GIVEN PROBLEM:
Report how many lines below contain the word "bere", and give only that number.

RECORDS TO USE:
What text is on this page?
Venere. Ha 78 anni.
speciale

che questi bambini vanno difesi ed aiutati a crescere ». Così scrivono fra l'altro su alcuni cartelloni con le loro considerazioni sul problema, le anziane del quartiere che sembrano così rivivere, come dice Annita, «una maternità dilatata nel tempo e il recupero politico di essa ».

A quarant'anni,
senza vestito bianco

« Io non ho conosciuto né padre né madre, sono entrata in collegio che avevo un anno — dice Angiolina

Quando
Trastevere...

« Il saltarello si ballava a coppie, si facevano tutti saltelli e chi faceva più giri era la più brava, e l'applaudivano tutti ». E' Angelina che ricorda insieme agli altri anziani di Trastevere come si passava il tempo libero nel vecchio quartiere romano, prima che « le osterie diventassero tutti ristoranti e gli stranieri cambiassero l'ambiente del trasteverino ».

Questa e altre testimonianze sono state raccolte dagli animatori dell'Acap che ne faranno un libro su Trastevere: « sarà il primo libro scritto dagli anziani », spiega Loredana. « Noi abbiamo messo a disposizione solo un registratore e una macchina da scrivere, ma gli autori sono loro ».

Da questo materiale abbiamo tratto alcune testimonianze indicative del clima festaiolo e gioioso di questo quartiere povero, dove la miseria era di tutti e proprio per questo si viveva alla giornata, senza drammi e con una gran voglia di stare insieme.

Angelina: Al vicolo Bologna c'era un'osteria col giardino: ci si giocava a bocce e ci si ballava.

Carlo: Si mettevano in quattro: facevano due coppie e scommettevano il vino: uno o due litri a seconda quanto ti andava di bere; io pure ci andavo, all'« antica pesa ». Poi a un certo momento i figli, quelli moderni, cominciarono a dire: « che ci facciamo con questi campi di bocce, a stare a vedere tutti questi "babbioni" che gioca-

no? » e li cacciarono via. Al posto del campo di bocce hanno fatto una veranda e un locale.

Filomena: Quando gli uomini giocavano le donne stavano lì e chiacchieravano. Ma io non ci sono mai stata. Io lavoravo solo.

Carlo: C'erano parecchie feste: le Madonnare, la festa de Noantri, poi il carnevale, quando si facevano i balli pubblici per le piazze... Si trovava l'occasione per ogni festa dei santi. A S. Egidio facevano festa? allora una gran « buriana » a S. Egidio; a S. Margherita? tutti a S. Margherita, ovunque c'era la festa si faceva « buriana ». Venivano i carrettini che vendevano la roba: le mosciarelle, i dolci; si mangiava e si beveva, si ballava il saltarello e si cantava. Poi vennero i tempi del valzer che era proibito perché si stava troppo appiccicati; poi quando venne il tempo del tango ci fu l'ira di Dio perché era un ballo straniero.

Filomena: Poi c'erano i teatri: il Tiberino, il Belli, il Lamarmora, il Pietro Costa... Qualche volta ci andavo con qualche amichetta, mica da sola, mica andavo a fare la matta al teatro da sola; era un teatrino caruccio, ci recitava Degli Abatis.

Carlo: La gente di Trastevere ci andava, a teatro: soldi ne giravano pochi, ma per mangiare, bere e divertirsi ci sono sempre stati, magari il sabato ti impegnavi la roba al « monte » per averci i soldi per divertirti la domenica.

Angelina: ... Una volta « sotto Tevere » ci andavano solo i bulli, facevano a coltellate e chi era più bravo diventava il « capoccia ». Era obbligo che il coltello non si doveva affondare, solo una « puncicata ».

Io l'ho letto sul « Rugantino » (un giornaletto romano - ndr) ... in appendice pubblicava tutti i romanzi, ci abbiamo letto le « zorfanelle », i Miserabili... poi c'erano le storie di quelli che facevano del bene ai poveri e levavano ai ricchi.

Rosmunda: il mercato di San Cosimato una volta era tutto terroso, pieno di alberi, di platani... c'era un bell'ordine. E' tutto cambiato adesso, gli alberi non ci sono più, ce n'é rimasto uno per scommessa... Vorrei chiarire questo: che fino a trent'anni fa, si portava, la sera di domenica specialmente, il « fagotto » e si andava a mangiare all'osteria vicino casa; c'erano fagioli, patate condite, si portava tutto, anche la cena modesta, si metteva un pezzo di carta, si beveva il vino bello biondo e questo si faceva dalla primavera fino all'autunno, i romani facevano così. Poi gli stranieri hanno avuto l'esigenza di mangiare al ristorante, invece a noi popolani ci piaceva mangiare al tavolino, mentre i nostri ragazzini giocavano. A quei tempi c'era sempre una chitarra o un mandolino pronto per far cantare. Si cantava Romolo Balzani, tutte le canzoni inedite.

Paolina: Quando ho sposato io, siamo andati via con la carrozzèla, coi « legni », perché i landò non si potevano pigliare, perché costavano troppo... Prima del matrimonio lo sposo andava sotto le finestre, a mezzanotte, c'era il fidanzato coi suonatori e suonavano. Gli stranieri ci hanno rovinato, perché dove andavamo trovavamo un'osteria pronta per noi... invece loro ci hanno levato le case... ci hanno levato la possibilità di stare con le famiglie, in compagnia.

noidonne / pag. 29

EXERCISE OUTPUT:
2